◆ **Available data**
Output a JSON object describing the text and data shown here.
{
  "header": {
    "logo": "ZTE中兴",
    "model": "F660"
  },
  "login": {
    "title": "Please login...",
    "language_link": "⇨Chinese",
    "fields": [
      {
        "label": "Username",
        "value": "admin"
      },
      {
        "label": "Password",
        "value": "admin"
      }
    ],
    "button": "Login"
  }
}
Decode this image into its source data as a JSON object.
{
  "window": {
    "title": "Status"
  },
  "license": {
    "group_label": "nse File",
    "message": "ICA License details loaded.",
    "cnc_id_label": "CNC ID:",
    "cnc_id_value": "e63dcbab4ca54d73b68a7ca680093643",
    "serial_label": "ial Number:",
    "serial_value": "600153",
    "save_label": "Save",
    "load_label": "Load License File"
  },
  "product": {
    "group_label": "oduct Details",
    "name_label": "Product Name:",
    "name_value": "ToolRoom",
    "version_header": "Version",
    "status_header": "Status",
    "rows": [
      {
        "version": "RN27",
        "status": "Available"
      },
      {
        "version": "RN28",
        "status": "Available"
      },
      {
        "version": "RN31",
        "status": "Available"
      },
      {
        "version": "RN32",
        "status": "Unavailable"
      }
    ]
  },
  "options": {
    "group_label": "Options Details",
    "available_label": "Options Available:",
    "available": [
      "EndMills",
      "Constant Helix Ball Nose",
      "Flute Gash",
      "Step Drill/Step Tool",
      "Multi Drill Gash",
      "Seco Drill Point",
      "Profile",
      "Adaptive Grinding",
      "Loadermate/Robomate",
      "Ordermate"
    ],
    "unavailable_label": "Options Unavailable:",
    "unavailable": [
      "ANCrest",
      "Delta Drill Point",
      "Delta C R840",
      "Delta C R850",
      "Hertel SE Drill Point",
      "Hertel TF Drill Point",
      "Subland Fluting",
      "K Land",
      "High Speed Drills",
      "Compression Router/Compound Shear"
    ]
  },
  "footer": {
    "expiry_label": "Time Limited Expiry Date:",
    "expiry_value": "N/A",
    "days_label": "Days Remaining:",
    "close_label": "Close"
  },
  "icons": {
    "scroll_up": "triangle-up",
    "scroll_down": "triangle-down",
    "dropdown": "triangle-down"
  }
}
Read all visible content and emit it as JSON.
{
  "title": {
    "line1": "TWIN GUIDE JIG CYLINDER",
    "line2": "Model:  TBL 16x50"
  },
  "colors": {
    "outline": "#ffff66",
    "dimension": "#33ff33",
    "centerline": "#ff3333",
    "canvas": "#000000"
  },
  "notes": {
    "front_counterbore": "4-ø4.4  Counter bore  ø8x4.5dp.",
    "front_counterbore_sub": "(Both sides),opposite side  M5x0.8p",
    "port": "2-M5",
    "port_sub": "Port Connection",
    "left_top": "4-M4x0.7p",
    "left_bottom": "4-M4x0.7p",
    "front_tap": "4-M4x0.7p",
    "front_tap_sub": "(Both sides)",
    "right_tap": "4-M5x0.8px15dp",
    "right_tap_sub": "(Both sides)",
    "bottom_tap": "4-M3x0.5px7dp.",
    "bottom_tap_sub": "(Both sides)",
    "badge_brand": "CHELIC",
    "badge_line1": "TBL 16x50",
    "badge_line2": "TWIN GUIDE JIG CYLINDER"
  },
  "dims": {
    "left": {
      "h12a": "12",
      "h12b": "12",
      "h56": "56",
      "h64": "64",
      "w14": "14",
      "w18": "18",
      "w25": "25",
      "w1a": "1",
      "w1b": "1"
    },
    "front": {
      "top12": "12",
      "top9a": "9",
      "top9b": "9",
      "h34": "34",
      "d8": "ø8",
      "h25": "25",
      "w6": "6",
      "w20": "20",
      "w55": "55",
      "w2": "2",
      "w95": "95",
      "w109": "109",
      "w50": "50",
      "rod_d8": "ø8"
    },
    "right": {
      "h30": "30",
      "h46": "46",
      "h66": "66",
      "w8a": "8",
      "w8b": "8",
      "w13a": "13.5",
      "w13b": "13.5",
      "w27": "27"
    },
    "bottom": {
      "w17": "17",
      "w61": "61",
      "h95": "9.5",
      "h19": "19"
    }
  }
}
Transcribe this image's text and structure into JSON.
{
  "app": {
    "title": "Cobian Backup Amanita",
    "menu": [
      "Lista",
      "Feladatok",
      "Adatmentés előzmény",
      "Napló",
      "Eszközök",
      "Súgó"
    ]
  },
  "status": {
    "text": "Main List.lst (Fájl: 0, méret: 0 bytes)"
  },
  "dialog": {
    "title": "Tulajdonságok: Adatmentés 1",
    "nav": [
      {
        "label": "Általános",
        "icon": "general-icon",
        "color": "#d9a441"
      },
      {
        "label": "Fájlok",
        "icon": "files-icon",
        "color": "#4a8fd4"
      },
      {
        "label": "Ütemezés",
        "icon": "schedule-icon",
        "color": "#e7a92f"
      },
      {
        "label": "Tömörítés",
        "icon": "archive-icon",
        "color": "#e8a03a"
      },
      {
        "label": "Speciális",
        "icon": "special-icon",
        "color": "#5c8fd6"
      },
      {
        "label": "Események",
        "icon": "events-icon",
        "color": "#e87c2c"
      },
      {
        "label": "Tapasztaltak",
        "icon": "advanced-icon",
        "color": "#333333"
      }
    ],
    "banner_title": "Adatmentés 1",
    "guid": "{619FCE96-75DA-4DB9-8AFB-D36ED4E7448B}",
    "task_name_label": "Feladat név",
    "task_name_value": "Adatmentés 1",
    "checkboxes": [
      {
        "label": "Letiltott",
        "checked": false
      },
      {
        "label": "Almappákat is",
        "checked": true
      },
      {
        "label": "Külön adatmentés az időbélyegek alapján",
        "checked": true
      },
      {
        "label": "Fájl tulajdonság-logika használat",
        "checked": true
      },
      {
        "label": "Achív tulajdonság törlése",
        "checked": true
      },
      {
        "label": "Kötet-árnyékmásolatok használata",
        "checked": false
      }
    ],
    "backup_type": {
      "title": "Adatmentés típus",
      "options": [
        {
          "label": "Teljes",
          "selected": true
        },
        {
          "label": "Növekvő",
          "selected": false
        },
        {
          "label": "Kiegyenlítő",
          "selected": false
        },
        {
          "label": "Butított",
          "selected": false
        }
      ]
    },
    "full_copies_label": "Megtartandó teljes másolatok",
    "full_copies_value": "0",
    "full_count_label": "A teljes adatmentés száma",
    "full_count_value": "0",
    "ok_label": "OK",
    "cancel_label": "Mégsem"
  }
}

◆ **Aim of the exercise**
Each line must be given again exactly as written above.

◆ **Exercise result**
Output a JSON object describing the text and data shown here.
{
  "header": {
    "logo": "ZTE中兴",
    "model": "F660"
  },
  "login": {
    "title": "Please login...",
    "language_link": "⇨Chinese",
    "fields": [
      {
        "label": "Username",
        "value": "admin"
      },
      {
        "label": "Password",
        "value": "admin"
      }
    ],
    "button": "Login"
  }
}
Decode this image into its source data as a JSON object.
{
  "window": {
    "title": "Status"
  },
  "license": {
    "group_label": "nse File",
    "message": "ICA License details loaded.",
    "cnc_id_label": "CNC ID:",
    "cnc_id_value": "e63dcbab4ca54d73b68a7ca680093643",
    "serial_label": "ial Number:",
    "serial_value": "600153",
    "save_label": "Save",
    "load_label": "Load License File"
  },
  "product": {
    "group_label": "oduct Details",
    "name_label": "Product Name:",
    "name_value": "ToolRoom",
    "version_header": "Version",
    "status_header": "Status",
    "rows": [
      {
        "version": "RN27",
        "status": "Available"
      },
      {
        "version": "RN28",
        "status": "Available"
      },
      {
        "version": "RN31",
        "status": "Available"
      },
      {
        "version": "RN32",
        "status": "Unavailable"
      }
    ]
  },
  "options": {
    "group_label": "Options Details",
    "available_label": "Options Available:",
    "available": [
      "EndMills",
      "Constant Helix Ball Nose",
      "Flute Gash",
      "Step Drill/Step Tool",
      "Multi Drill Gash",
      "Seco Drill Point",
      "Profile",
      "Adaptive Grinding",
      "Loadermate/Robomate",
      "Ordermate"
    ],
    "unavailable_label": "Options Unavailable:",
    "unavailable": [
      "ANCrest",
      "Delta Drill Point",
      "Delta C R840",
      "Delta C R850",
      "Hertel SE Drill Point",
      "Hertel TF Drill Point",
      "Subland Fluting",
      "K Land",
      "High Speed Drills",
      "Compression Router/Compound Shear"
    ]
  },
  "footer": {
    "expiry_label": "Time Limited Expiry Date:",
    "expiry_value": "N/A",
    "days_label": "Days Remaining:",
    "close_label": "Close"
  },
  "icons": {
    "scroll_up": "triangle-up",
    "scroll_down": "triangle-down",
    "dropdown": "triangle-down"
  }
}
Read all visible content and emit it as JSON.
{
  "title": {
    "line1": "TWIN GUIDE JIG CYLINDER",
    "line2": "Model:  TBL 16x50"
  },
  "colors": {
    "outline": "#ffff66",
    "dimension": "#33ff33",
    "centerline": "#ff3333",
    "canvas": "#000000"
  },
  "notes": {
    "front_counterbore": "4-ø4.4  Counter bore  ø8x4.5dp.",
    "front_counterbore_sub": "(Both sides),opposite side  M5x0.8p",
    "port": "2-M5",
    "port_sub": "Port Connection",
    "left_top": "4-M4x0.7p",
    "left_bottom": "4-M4x0.7p",
    "front_tap": "4-M4x0.7p",
    "front_tap_sub": "(Both sides)",
    "right_tap": "4-M5x0.8px15dp",
    "right_tap_sub": "(Both sides)",
    "bottom_tap": "4-M3x0.5px7dp.",
    "bottom_tap_sub": "(Both sides)",
    "badge_brand": "CHELIC",
    "badge_line1": "TBL 16x50",
    "badge_line2": "TWIN GUIDE JIG CYLINDER"
  },
  "dims": {
    "left": {
      "h12a": "12",
      "h12b": "12",
      "h56": "56",
      "h64": "64",
      "w14": "14",
      "w18": "18",
      "w25": "25",
      "w1a": "1",
      "w1b": "1"
    },
    "front": {
      "top12": "12",
      "top9a": "9",
      "top9b": "9",
      "h34": "34",
      "d8": "ø8",
      "h25": "25",
      "w6": "6",
      "w20": "20",
      "w55": "55",
      "w2": "2",
      "w95": "95",
      "w109": "109",
      "w50": "50",
      "rod_d8": "ø8"
    },
    "right": {
      "h30": "30",
      "h46": "46",
      "h66": "66",
      "w8a": "8",
      "w8b": "8",
      "w13a": "13.5",
      "w13b": "13.5",
      "w27": "27"
    },
    "bottom": {
      "w17": "17",
      "w61": "61",
      "h95": "9.5",
      "h19": "19"
    }
  }
}
Transcribe this image's text and structure into JSON.
{
  "app": {
    "title": "Cobian Backup Amanita",
    "menu": [
      "Lista",
      "Feladatok",
      "Adatmentés előzmény",
      "Napló",
      "Eszközök",
      "Súgó"
    ]
  },
  "status": {
    "text": "Main List.lst (Fájl: 0, méret: 0 bytes)"
  },
  "dialog": {
    "title": "Tulajdonságok: Adatmentés 1",
    "nav": [
      {
        "label": "Általános",
        "icon": "general-icon",
        "color": "#d9a441"
      },
      {
        "label": "Fájlok",
        "icon": "files-icon",
        "color": "#4a8fd4"
      },
      {
        "label": "Ütemezés",
        "icon": "schedule-icon",
        "color": "#e7a92f"
      },
      {
        "label": "Tömörítés",
        "icon": "archive-icon",
        "color": "#e8a03a"
      },
      {
        "label": "Speciális",
        "icon": "special-icon",
        "color": "#5c8fd6"
      },
      {
        "label": "Események",
        "icon": "events-icon",
        "color": "#e87c2c"
      },
      {
        "label": "Tapasztaltak",
        "icon": "advanced-icon",
        "color": "#333333"
      }
    ],
    "banner_title": "Adatmentés 1",
    "guid": "{619FCE96-75DA-4DB9-8AFB-D36ED4E7448B}",
    "task_name_label": "Feladat név",
    "task_name_value": "Adatmentés 1",
    "checkboxes": [
      {
        "label": "Letiltott",
        "checked": false
      },
      {
        "label": "Almappákat is",
        "checked": true
      },
      {
        "label": "Külön adatmentés az időbélyegek alapján",
        "checked": true
      },
      {
        "label": "Fájl tulajdonság-logika használat",
        "checked": true
      },
      {
        "label": "Achív tulajdonság törlése",
        "checked": true
      },
      {
        "label": "Kötet-árnyékmásolatok használata",
        "checked": false
      }
    ],
    "backup_type": {
      "title": "Adatmentés típus",
      "options": [
        {
          "label": "Teljes",
          "selected": true
        },
        {
          "label": "Növekvő",
          "selected": false
        },
        {
          "label": "Kiegyenlítő",
          "selected": false
        },
        {
          "label": "Butított",
          "selected": false
        }
      ]
    },
    "full_copies_label": "Megtartandó teljes másolatok",
    "full_copies_value": "0",
    "full_count_label": "A teljes adatmentés száma",
    "full_count_value": "0",
    "ok_label": "OK",
    "cancel_label": "Mégsem"
  }
}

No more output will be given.